■ **INSTRUCTIONS FOR THE TASK**
Take the entries below and print all of them exactly, please.

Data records
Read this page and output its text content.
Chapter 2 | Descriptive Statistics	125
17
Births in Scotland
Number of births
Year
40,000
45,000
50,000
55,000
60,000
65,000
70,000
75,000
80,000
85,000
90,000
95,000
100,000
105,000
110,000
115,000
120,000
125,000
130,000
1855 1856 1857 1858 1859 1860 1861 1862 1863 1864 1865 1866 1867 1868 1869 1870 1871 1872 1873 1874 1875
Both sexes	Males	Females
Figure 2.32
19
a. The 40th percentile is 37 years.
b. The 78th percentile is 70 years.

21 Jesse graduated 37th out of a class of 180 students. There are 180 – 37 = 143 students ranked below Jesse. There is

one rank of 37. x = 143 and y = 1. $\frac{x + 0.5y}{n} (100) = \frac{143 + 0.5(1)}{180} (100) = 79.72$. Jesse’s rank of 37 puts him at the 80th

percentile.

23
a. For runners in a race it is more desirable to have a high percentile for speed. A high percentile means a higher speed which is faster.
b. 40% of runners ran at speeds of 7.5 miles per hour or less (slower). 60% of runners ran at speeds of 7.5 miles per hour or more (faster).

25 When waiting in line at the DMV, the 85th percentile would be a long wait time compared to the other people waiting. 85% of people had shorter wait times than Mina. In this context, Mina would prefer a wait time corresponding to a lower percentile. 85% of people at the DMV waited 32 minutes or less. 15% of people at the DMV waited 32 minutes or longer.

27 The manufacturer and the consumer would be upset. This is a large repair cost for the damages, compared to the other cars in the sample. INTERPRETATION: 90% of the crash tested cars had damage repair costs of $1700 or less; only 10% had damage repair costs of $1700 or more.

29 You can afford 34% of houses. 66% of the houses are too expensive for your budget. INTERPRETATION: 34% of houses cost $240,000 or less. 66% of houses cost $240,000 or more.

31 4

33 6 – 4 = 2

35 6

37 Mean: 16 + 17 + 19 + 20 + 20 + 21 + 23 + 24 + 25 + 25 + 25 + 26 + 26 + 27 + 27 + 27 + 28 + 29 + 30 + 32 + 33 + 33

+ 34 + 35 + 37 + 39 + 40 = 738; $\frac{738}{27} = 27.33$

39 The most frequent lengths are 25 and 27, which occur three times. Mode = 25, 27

■ **RESPONSE**
Read this page and output its text content.
Chapter 2 | Descriptive Statistics	125
17
Births in Scotland
Number of births
Year
40,000
45,000
50,000
55,000
60,000
65,000
70,000
75,000
80,000
85,000
90,000
95,000
100,000
105,000
110,000
115,000
120,000
125,000
130,000
1855 1856 1857 1858 1859 1860 1861 1862 1863 1864 1865 1866 1867 1868 1869 1870 1871 1872 1873 1874 1875
Both sexes	Males	Females
Figure 2.32
19
a. The 40th percentile is 37 years.
b. The 78th percentile is 70 years.

21 Jesse graduated 37th out of a class of 180 students. There are 180 – 37 = 143 students ranked below Jesse. There is

one rank of 37. x = 143 and y = 1. $\frac{x + 0.5y}{n} (100) = \frac{143 + 0.5(1)}{180} (100) = 79.72$. Jesse’s rank of 37 puts him at the 80th

percentile.

23
a. For runners in a race it is more desirable to have a high percentile for speed. A high percentile means a higher speed which is faster.
b. 40% of runners ran at speeds of 7.5 miles per hour or less (slower). 60% of runners ran at speeds of 7.5 miles per hour or more (faster).

25 When waiting in line at the DMV, the 85th percentile would be a long wait time compared to the other people waiting. 85% of people had shorter wait times than Mina. In this context, Mina would prefer a wait time corresponding to a lower percentile. 85% of people at the DMV waited 32 minutes or less. 15% of people at the DMV waited 32 minutes or longer.

27 The manufacturer and the consumer would be upset. This is a large repair cost for the damages, compared to the other cars in the sample. INTERPRETATION: 90% of the crash tested cars had damage repair costs of $1700 or less; only 10% had damage repair costs of $1700 or more.

29 You can afford 34% of houses. 66% of the houses are too expensive for your budget. INTERPRETATION: 34% of houses cost $240,000 or less. 66% of houses cost $240,000 or more.

31 4

33 6 – 4 = 2

35 6

37 Mean: 16 + 17 + 19 + 20 + 20 + 21 + 23 + 24 + 25 + 25 + 25 + 26 + 26 + 27 + 27 + 27 + 28 + 29 + 30 + 32 + 33 + 33

+ 34 + 35 + 37 + 39 + 40 = 738; $\frac{738}{27} = 27.33$

39 The most frequent lengths are 25 and 27, which occur three times. Mode = 25, 27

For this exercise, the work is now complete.